++++ Raw records ++++

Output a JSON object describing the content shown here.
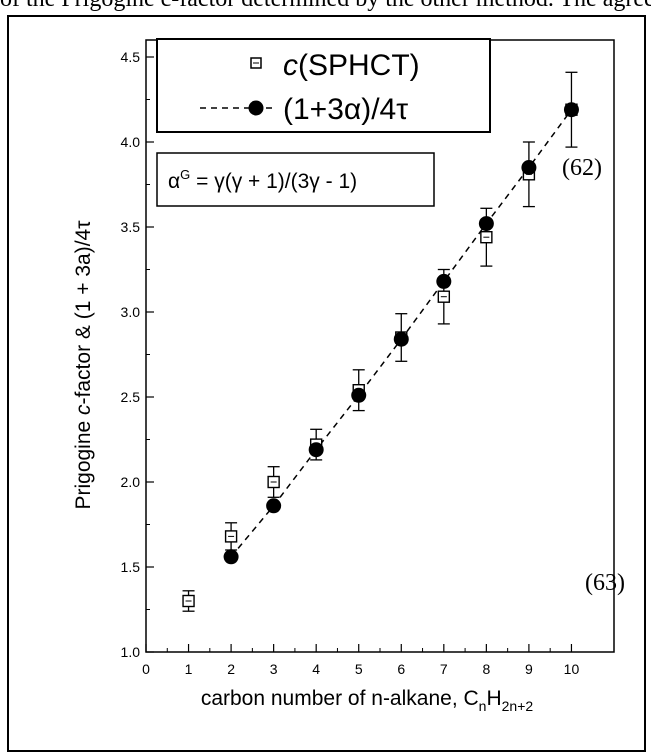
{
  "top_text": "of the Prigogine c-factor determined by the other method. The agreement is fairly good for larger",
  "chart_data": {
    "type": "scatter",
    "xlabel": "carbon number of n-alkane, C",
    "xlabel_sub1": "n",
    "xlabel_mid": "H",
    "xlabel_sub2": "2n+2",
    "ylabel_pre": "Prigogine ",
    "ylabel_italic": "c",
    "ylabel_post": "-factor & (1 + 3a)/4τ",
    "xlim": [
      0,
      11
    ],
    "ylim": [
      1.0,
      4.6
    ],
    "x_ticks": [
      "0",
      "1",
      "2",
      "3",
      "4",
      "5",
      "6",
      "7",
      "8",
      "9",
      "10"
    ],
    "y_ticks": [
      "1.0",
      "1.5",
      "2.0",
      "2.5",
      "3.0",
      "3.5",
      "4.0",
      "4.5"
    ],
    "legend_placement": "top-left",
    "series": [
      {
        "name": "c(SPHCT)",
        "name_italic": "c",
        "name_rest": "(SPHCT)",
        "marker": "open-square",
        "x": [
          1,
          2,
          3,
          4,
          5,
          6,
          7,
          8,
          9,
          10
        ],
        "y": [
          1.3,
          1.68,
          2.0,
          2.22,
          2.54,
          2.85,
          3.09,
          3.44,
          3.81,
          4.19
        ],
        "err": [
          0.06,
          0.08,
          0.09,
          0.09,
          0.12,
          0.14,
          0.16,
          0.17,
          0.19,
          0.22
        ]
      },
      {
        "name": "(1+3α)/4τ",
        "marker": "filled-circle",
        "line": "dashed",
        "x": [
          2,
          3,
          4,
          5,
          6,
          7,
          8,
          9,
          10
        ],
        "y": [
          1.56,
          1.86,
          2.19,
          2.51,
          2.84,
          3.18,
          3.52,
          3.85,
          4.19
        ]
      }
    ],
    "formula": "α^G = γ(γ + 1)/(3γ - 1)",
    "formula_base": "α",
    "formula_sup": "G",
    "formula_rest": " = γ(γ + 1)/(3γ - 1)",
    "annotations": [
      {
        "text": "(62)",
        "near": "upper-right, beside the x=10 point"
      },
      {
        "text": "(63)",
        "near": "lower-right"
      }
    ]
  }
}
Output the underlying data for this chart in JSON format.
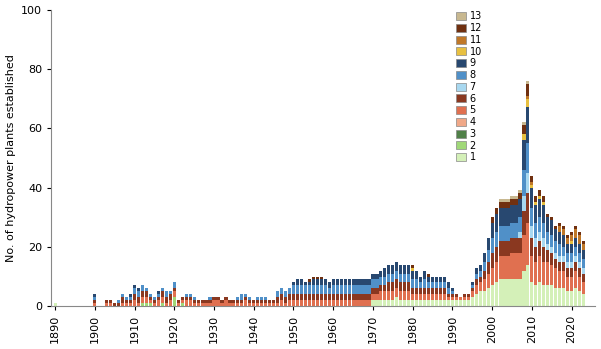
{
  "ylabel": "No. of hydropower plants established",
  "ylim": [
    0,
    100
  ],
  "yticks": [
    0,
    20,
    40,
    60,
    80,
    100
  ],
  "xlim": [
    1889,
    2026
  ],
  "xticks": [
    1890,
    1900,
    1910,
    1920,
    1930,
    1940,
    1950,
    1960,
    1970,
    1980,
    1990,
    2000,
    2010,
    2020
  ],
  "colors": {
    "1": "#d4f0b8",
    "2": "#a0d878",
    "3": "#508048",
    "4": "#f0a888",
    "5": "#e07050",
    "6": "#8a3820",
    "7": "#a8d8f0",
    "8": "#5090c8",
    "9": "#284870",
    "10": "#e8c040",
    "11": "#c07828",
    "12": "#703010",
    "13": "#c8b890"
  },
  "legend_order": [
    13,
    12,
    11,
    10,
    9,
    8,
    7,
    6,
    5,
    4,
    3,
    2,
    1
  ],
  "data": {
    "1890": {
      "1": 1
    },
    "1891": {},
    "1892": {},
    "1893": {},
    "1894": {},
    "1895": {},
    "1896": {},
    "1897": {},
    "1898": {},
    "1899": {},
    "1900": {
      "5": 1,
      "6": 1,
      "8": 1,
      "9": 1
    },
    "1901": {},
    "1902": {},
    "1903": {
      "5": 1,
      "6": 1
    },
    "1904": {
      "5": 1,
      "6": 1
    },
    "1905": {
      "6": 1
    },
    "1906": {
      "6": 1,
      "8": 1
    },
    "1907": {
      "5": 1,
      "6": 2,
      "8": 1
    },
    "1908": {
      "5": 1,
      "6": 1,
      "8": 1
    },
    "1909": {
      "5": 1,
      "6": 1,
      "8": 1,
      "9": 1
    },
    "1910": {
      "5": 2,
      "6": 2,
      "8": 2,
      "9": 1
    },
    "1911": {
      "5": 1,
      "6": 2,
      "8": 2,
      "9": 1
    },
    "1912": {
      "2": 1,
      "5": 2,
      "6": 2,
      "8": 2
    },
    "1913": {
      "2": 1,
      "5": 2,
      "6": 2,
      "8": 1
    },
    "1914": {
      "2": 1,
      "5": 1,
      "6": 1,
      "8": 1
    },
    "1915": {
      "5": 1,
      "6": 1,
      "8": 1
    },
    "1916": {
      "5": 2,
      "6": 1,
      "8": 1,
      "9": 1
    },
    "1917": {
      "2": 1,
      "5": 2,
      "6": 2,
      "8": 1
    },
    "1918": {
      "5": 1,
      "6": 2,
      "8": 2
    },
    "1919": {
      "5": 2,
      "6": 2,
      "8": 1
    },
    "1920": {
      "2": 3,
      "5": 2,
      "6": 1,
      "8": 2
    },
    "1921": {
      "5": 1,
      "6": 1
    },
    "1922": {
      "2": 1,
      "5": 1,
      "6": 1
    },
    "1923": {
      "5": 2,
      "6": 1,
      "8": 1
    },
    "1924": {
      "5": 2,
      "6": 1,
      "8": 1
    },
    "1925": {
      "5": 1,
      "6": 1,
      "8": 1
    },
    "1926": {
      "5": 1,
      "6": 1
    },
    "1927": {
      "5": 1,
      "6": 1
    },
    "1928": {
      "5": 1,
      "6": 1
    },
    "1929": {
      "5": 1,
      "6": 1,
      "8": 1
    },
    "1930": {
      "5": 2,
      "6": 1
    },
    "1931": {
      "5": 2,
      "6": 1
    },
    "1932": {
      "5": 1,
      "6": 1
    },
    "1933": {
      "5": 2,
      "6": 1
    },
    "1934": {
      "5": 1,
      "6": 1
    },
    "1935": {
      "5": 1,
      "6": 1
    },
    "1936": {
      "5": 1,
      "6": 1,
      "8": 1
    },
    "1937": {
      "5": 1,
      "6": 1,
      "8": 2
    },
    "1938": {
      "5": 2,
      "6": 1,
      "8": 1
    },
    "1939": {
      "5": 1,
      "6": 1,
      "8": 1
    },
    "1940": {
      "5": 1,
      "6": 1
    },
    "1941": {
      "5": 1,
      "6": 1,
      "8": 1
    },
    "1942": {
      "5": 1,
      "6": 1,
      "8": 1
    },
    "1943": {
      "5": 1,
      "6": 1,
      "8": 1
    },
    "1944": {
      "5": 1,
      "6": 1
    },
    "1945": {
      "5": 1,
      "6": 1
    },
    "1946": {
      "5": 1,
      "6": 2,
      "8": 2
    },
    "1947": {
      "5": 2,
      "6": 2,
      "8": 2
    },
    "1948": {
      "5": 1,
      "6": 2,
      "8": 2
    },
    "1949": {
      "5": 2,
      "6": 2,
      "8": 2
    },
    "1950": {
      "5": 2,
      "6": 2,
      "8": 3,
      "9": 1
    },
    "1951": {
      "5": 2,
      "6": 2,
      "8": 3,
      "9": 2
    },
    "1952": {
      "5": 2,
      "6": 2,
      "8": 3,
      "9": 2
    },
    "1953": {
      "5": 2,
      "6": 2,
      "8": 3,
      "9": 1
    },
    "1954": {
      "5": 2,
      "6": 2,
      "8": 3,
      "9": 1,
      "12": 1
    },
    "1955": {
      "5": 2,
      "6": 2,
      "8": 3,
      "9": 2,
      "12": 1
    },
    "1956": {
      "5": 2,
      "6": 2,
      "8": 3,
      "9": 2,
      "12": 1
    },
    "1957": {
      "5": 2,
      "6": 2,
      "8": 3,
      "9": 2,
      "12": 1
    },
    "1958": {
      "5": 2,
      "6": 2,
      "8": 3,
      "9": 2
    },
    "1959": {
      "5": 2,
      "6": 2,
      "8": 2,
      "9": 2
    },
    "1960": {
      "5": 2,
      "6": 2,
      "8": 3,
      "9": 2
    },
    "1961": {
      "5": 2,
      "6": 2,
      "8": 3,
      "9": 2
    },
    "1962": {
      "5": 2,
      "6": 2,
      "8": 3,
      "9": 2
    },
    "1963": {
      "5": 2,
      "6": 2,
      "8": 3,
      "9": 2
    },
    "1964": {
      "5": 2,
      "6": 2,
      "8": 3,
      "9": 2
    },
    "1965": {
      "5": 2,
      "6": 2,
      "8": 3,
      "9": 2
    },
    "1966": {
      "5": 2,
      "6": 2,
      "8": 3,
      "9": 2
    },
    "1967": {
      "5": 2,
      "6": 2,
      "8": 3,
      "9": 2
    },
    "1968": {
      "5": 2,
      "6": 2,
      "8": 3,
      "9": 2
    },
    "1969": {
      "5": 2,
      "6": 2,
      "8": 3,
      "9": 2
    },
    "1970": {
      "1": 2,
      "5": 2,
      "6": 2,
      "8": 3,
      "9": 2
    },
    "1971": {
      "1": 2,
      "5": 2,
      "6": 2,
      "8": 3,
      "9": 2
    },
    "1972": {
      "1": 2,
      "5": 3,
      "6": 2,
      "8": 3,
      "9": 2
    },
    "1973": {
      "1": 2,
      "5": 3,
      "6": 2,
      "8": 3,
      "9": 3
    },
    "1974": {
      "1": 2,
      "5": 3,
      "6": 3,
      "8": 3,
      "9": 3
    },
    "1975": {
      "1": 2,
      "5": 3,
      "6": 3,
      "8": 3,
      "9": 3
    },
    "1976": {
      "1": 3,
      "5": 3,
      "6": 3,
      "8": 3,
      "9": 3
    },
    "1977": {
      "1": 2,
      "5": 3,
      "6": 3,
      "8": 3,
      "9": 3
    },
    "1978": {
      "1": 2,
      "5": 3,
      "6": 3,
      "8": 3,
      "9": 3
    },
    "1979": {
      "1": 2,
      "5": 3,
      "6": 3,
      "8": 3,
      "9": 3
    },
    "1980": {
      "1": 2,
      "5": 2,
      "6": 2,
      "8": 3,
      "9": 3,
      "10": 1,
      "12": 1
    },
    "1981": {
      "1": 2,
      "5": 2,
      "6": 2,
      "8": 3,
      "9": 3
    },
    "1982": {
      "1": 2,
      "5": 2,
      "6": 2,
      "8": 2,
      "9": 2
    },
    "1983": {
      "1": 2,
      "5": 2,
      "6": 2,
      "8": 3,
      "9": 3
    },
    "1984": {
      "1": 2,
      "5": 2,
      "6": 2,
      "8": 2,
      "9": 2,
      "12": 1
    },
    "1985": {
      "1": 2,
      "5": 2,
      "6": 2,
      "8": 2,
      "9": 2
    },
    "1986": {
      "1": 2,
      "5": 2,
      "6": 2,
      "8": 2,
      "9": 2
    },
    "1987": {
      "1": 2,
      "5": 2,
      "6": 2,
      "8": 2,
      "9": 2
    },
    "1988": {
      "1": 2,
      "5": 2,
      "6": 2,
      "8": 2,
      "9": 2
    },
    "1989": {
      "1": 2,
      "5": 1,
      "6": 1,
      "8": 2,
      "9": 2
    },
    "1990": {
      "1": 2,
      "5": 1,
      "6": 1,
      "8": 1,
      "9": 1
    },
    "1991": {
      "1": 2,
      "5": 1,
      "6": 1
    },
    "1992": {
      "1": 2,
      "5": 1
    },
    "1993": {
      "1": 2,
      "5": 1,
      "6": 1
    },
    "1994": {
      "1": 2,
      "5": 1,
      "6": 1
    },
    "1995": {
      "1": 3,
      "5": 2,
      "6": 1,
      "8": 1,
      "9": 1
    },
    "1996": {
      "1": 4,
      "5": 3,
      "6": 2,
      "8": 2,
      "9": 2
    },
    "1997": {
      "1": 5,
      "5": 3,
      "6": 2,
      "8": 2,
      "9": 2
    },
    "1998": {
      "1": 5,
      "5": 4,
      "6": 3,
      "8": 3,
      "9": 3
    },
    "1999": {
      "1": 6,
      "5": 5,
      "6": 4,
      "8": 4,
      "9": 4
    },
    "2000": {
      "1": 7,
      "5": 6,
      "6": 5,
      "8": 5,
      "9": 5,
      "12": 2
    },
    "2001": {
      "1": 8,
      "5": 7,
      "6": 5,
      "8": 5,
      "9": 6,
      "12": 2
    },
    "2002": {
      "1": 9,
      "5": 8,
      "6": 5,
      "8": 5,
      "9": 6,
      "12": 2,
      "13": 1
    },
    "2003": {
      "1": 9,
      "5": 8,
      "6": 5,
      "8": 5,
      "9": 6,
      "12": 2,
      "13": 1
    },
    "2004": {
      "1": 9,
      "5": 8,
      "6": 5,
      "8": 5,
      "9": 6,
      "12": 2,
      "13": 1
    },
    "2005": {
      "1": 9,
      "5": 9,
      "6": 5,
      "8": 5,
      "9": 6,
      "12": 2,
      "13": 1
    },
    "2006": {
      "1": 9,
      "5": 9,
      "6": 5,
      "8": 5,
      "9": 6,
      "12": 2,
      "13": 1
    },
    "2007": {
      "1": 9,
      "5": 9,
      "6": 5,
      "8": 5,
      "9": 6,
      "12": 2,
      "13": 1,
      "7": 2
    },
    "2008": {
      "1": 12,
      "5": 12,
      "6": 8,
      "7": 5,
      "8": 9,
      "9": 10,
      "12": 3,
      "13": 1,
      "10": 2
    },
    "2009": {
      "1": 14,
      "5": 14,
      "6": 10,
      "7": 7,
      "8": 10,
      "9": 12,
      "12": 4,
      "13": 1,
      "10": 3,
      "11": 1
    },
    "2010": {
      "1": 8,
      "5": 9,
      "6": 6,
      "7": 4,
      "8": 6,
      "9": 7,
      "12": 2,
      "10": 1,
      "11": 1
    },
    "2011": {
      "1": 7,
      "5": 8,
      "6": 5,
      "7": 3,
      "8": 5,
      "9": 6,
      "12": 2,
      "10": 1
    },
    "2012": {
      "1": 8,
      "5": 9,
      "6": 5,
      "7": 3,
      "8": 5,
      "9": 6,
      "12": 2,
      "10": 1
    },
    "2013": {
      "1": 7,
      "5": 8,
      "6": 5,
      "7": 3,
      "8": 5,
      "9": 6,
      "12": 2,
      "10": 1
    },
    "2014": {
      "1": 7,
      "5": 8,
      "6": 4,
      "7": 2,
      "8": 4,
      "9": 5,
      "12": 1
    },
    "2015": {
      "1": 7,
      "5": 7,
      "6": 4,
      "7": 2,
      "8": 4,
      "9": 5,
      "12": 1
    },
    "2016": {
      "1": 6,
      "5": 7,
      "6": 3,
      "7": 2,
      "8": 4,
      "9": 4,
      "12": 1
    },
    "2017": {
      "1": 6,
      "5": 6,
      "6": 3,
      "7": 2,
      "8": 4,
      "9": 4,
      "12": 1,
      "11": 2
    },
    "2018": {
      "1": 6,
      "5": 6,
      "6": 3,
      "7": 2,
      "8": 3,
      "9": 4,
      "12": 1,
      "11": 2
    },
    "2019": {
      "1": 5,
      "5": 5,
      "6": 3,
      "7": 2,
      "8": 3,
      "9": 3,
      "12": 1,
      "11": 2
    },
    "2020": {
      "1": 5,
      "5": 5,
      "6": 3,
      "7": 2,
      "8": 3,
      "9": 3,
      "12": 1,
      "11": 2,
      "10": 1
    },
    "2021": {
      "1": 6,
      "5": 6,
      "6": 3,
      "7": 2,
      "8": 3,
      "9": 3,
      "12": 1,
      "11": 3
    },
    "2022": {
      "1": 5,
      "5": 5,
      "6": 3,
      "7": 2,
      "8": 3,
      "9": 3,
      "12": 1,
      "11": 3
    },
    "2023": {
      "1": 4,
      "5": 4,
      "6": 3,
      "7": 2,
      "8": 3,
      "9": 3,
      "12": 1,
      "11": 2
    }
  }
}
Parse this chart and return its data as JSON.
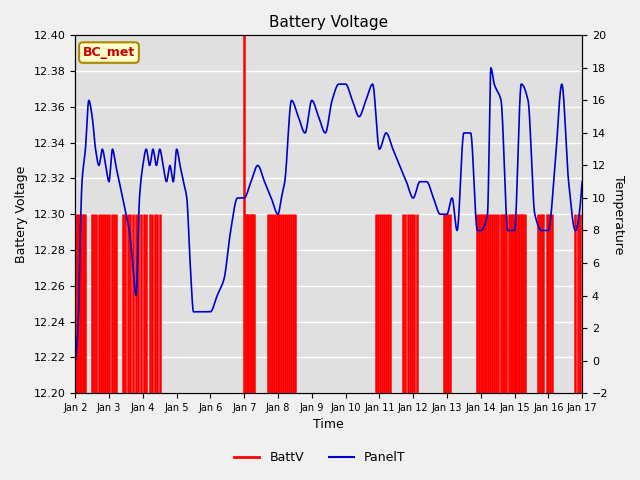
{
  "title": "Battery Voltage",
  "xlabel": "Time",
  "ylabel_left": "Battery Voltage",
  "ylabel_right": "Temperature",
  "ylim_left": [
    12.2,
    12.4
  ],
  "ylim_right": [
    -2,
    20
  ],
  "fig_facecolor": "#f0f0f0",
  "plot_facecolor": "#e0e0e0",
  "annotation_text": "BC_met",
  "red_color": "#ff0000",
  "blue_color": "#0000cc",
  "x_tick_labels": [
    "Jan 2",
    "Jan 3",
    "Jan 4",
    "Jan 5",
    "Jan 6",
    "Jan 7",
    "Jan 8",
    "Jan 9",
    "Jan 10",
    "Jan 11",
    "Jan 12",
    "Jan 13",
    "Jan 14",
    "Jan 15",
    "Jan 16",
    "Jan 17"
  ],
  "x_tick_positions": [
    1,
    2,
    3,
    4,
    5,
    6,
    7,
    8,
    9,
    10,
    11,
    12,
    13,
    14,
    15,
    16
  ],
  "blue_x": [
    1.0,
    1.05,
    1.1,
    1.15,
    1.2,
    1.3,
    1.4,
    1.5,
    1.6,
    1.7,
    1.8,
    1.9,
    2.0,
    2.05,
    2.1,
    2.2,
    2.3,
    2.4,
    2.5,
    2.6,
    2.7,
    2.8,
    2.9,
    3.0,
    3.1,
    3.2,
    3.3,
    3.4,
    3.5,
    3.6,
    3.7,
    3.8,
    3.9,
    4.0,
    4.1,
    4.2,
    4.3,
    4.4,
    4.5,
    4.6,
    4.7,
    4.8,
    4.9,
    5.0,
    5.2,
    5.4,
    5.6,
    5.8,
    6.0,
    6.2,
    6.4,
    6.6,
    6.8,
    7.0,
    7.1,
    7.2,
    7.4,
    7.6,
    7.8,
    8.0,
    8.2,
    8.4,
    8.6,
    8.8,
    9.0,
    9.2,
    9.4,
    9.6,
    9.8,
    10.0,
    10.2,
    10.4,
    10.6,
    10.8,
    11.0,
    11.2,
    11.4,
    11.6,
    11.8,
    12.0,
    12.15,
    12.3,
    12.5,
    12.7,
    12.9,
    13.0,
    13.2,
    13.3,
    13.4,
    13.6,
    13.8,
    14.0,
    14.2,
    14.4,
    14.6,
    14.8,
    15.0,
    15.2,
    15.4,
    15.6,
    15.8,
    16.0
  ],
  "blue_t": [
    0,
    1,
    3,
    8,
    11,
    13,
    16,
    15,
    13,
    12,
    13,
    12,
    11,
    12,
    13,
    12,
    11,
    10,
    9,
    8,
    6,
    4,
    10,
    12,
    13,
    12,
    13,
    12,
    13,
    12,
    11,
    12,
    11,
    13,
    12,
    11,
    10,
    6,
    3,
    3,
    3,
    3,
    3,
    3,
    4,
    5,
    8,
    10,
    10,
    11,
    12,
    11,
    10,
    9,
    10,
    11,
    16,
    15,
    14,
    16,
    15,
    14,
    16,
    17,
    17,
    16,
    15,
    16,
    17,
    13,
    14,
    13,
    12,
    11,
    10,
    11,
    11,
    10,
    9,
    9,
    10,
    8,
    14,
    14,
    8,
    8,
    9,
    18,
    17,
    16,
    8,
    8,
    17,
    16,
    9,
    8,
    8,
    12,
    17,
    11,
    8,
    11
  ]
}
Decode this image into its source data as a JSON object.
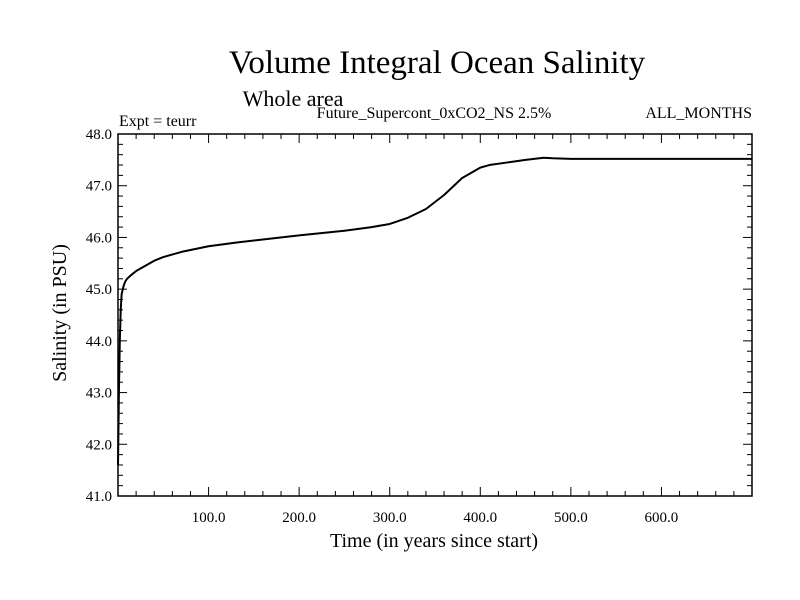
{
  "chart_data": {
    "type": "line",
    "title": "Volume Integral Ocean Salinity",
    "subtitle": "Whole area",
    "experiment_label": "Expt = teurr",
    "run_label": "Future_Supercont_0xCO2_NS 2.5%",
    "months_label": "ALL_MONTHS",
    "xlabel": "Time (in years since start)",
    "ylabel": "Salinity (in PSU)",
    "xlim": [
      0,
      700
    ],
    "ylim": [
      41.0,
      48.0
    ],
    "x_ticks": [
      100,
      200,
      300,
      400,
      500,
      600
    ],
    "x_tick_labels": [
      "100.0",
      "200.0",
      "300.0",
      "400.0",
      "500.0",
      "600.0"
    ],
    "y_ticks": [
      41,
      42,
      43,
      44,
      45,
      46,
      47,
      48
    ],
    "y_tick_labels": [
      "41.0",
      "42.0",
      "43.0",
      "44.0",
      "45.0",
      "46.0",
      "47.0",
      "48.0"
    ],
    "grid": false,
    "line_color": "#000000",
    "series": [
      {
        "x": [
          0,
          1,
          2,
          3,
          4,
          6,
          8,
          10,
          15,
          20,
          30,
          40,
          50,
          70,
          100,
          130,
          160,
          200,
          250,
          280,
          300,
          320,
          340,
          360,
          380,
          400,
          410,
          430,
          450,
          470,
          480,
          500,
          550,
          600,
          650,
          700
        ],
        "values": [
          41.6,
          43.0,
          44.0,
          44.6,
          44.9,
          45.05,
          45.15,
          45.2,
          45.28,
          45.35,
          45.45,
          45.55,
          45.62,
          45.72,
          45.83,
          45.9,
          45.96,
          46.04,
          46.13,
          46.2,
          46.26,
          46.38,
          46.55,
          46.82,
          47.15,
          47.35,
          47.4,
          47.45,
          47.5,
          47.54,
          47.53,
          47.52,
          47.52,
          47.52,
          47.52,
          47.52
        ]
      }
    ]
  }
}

++++

Your instructions =
From the listing above, find the number of lines with the word "Battery" in them. Answer with the number only.

Complete output =
2